SET TASK A:
Answer these questions from the passage on the indexed-store server system, one answer per line, labeled the same way.
(i) What does each metadata segment identify?
(ii) Which fields does the reduced version of the search query leave out?
(iii) Against what does the query processor run the reduced version of the search query?

SOURCE EXTRACT:
════════

In another embodiment, the present invention can be implemented as a server system that includes: an indexed store containing a plurality of segments that store documents having a plurality of fields including a first field; a first metadata structure that includes a metadata segment for each segment in the indexed store, each metadata segment identifying values of the first field that exist in the corresponding segment; and a query processor for running search queries against the indexed store. The query processor is configured to identify a subset of the segments of the indexed store against which the search queries should be run. In response to receiving a search query that includes the first field as a parameter as well as one or more other fields of the plurality of fields as parameters, the query processor can generate a reduced version of the search query that does not include the one or more other fields. The query processor can then run the reduced version of the search query against the metadata segments of the first metadata structure to identify which metadata segments match the reduced version of the search query.

════════

INPUT:
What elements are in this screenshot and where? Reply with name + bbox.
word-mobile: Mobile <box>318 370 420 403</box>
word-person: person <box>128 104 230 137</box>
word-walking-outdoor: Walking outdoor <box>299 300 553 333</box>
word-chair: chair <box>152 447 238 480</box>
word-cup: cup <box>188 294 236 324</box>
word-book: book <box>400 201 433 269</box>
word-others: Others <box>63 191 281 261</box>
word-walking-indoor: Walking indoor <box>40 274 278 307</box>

════════

SET TASK B:
Write out every line of the listing that follows the passage on the server system, from its first line to its last, without any change.

ANSWER A:
(i) The values of the first field that exist in the corresponding segment.
(ii) The one or more other fields of the plurality of fields.
(iii) The metadata segments of the first metadata structure.

ANSWER B:
What elements are in this screenshot and where? Reply with name + bbox.
word-mobile: Mobile <box>318 370 420 403</box>
word-person: person <box>128 104 230 137</box>
word-walking-outdoor: Walking outdoor <box>299 300 553 333</box>
word-chair: chair <box>152 447 238 480</box>
word-cup: cup <box>188 294 236 324</box>
word-book: book <box>400 201 433 269</box>
word-others: Others <box>63 191 281 261</box>
word-walking-indoor: Walking indoor <box>40 274 278 307</box>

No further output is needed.